---------- Document excerpt ----------

For instance, the time devoted to meetings by members of the senior management team, preparation time by the president and senior staff, and logistical arrangements could add up to well over $100,000 (£63,000) for a two-day meeting.
To make this a price worth paying, members must not only be committed to the university they must also be knowledgeable about the institution and its challenges, and they must arrive well prepared.
One advantage of having a committee is that a continuing relationship develops between the university, its senior management and the external advisers, and thus trust and insights are built up over time.
There are various other rules to ensure that the relationship is as rewarding as possible.
Committee members should be given hands-on experience at the host institution - through conversations with academics, students and others, as well as the inevitable interaction with top management.
The topics discussed at committee meetings must always be relevant and within the purview of expertise of the members.
This might involve long- and medium-term institutional strategy, proposed policies relating to governance, the academic profession, new curriculum plans, internationalisation and other macro issues.
Time and expertise should not be wasted on the minutiae of administrative matters, personnel policies or other detailed management and academic decisions - although policies concerning the promotion and evaluation of academics might be within its remit.
The meetings themselves must be carefully planned, with sufficient time allocated for each theme, and lengthy presentations by university administrators must be avoided.
In this instance, size matters. The university group that participates in the meeting must be small enough to permit productive discussions, but it can be worthwhile to include senior faculty members as well as more junior colleagues in meetings. However, it is important that the discussions remain confidential, so invitations have to be handed out with care.

---------- Given data ----------

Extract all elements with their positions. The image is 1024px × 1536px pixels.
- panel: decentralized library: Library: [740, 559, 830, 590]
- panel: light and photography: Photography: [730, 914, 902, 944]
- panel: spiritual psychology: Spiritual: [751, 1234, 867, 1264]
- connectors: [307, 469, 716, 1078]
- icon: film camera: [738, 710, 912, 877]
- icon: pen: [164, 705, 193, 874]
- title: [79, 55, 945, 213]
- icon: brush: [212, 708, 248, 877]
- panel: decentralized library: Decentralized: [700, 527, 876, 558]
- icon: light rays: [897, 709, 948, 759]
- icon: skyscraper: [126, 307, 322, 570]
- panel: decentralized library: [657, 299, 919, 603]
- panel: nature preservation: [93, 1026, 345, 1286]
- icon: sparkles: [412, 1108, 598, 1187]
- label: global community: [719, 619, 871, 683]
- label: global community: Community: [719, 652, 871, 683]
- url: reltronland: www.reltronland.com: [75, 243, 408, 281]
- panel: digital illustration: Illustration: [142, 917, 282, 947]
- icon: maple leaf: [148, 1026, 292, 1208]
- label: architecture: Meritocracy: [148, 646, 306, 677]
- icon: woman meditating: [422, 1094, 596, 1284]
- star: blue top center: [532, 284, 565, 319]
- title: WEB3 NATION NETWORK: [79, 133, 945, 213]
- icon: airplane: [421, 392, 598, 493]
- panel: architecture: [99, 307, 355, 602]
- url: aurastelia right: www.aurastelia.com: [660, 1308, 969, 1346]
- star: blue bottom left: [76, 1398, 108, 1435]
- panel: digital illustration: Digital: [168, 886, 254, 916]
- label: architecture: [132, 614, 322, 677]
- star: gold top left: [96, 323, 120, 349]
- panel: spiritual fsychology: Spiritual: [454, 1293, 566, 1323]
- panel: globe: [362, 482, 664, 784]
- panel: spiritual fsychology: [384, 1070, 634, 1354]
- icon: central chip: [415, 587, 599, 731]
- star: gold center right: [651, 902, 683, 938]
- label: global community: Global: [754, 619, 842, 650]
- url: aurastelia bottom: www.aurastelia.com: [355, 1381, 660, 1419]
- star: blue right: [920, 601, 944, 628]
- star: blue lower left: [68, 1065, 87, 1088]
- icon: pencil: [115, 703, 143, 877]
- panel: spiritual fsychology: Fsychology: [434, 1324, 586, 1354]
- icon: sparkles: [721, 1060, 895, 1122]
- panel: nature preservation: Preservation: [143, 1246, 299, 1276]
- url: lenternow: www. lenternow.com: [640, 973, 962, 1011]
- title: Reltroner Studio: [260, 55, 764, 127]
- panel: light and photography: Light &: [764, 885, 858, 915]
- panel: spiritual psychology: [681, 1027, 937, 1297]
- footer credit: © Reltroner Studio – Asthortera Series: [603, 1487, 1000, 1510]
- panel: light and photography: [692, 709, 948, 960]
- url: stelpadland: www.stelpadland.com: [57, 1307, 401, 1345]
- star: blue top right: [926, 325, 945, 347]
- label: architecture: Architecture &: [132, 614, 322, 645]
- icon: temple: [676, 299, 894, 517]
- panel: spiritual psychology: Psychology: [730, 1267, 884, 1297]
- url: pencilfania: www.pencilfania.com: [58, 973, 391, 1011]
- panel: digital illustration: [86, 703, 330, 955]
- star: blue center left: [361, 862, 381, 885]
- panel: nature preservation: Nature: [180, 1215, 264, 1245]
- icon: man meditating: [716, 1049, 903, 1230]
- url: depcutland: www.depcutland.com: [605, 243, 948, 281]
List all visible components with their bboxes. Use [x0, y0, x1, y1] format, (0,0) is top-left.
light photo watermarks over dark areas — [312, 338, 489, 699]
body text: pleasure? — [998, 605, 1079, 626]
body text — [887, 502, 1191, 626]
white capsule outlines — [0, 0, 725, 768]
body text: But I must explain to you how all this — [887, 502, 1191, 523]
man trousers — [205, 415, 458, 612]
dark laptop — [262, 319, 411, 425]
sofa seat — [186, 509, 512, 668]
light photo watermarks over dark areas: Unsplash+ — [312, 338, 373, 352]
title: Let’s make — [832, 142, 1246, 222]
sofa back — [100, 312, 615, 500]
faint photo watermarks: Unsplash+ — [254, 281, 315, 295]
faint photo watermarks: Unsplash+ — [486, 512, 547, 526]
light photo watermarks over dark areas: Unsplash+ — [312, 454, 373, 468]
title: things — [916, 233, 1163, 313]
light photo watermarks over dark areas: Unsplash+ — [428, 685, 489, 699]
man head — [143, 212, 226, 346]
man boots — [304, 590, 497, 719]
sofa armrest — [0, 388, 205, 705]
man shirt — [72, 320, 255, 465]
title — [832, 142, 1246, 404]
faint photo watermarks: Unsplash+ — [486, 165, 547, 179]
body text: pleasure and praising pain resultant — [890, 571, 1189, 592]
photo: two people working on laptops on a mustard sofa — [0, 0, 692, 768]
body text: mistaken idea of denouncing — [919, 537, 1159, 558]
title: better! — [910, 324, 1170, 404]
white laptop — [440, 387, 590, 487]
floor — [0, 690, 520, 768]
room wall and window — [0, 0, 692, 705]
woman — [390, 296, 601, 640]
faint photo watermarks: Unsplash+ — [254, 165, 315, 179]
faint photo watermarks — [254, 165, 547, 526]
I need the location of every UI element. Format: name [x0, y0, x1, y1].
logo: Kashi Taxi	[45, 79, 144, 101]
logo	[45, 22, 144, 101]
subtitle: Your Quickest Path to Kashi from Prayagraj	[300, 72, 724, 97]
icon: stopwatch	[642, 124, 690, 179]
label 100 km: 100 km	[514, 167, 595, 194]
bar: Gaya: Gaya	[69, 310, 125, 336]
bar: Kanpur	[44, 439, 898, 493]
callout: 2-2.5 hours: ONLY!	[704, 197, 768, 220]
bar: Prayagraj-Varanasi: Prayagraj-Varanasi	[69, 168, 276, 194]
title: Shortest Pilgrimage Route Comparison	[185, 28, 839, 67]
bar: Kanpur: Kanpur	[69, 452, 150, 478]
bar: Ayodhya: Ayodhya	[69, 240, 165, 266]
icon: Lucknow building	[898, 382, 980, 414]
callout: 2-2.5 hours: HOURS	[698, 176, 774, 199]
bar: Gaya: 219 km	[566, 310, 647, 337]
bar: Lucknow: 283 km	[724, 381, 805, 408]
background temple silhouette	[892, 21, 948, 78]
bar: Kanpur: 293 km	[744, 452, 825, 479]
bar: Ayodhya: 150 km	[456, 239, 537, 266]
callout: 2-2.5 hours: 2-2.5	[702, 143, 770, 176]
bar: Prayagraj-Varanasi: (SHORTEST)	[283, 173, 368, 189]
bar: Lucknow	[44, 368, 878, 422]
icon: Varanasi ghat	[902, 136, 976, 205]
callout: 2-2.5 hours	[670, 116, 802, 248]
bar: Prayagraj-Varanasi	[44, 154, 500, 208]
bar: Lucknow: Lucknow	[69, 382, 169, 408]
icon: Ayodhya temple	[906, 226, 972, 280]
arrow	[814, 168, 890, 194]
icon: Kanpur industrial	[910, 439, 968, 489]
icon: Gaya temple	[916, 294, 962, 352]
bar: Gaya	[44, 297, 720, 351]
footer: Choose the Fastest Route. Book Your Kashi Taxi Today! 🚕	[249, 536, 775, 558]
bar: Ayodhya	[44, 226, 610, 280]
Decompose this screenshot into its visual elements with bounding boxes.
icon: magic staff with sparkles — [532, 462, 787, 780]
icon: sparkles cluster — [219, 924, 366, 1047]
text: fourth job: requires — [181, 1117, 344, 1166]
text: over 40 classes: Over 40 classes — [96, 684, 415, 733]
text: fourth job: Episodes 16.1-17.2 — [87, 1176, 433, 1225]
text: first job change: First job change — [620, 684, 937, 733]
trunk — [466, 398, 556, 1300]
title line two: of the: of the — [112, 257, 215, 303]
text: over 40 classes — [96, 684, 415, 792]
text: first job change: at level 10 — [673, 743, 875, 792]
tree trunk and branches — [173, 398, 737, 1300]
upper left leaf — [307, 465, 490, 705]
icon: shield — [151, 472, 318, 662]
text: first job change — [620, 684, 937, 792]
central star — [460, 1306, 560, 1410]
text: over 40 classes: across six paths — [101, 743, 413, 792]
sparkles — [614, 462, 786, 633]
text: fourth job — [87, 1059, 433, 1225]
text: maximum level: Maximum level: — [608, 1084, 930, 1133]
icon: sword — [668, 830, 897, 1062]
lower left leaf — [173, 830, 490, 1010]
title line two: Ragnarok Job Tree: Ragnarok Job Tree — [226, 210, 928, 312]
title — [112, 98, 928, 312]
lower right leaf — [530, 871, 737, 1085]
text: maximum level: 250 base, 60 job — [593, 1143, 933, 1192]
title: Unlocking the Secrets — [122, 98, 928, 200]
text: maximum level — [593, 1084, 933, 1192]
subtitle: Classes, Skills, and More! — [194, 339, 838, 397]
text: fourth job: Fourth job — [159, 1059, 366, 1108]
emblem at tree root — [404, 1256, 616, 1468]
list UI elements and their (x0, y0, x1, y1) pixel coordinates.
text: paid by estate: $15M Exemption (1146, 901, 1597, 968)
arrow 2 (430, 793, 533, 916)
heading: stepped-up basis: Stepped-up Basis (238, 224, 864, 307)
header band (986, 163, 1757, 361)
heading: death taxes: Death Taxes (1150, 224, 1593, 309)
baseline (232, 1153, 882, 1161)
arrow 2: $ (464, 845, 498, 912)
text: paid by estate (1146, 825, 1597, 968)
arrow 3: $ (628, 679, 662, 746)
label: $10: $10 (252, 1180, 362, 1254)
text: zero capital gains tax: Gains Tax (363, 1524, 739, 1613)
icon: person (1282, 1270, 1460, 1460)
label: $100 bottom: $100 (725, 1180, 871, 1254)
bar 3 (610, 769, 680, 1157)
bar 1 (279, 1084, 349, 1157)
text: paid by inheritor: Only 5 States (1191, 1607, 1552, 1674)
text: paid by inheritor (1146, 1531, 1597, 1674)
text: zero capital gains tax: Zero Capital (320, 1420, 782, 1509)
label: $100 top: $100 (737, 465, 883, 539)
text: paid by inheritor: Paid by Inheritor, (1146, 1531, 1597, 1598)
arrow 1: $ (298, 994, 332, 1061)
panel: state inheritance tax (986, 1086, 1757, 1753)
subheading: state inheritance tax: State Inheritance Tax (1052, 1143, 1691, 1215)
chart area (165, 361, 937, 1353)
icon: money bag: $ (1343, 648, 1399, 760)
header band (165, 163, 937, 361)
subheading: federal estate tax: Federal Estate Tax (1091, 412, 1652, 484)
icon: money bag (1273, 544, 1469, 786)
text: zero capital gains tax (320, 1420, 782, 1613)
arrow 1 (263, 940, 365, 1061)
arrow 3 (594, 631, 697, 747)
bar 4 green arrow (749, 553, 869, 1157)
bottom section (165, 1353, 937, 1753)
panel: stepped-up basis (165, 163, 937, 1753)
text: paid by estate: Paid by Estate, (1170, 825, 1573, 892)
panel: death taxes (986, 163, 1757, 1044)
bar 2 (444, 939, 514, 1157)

----------

Stated exercise 1: Does each statement agree with the passage on university advisory committees? Answer yes or no and quote the words that decide it. (a) Meetings should feature lengthy presentations by university administrators. (b) Having a committee allows trust to develop between the university and its external advisers over time. (c) Policies on the promotion and evaluation of academics fall outside the committee's remit in every case.
Stated exercise 2: Write the next part of the passage on university advisory committees, starting after its final sentence.
The records come from a separate source unrelated to the text.

Response 1:
(a) No: "lengthy presentations by university administrators must be avoided"
(b) Yes: "a continuing relationship develops between the university, its senior management and the external advisers, and thus trust and insights are built up over time"
(c) No: "policies concerning the promotion and evaluation of academics might be within its remit"

Response 2:
The university must also be willing to expose problems and even crises to the committee members, not just its good news and accomplishments. Ultimately, the committee should be viewed not as a rubber-stamping executive group, but as part of the academic community.
Unlike a formal university board of trustees or governors, which exercises statutory supervisory responsibilities that sometimes place university leaders and board members in an antagonistic relationship, one of the major benefits of an international advisory board is that it can provide a non-threatening platform for candid feedback on the university's performance. It can also allow the sharing of external experience to inform the university's strategy.
Distinguished outsiders can bring an original perspective, help raise awareness about new challenges, provide relevant advice based on long experience from a range of institutions, and perhaps present innovative approaches derived from international good practices.
Dialogue between the university community and knowledgeable and sympathetic outsiders can yield useful insights. And there's nothing wrong with a bit of extra prestige.
Who's who on international advisory boards
While many universities rely on their own staff to guide them on international strategy, others are looking further afield.
The group of experts advising King Abdullah University of Science and Technology in Saudi Arabia, for example, is drawn from six different countries.
With 16 members, KAUST's International Advisory Council aims to support and advise the president "on the overall academic development of the university towards establishing KAUST as a globally renowned graduate university that makes significant contributions to scientific and technological advancements", the university says.
It is chaired by Sir Richard Friend, Cavendish professor of physics at the University of Cambridge's Cavendish Laboratory. Members "are selected on the basis of their leadership, expertise and experience in scientific, technical, business and academic domains".
They include Wolfgang Herrmann, president of the Technical University of Munich; Samuel Bodman, former US secretary of energy; Bai Chunli, executive vice-president of the Chinese Academy of Sciences; and Charles Elachi, director of the Jet Propulsion Laboratory in the US.
In the UK, it is common for university research centres, and individual schools within universities, to have international advisory boards.
However, it is unusual to have a university-wide external international committee.
At the University of Oxford, both the Said Business School and the Oxford Martin School (an interdisciplinary research centre tackling global challenges) have global advisory councils, but the university itself does not.
Instead, a spokeswoman says, Oxford has a small administrative group - the International Strategy Office - that is responsible for developing "a coherent corporate strategy to promote Oxford's international relations, global profile and international competitiveness".
Staff in the office work as internal "consultants" for the university on issues such as Oxford's approach to international student recruitment and funding; the integration of international academic staff and students; international collaborations; and promoting deeper engagement with key countries and regions.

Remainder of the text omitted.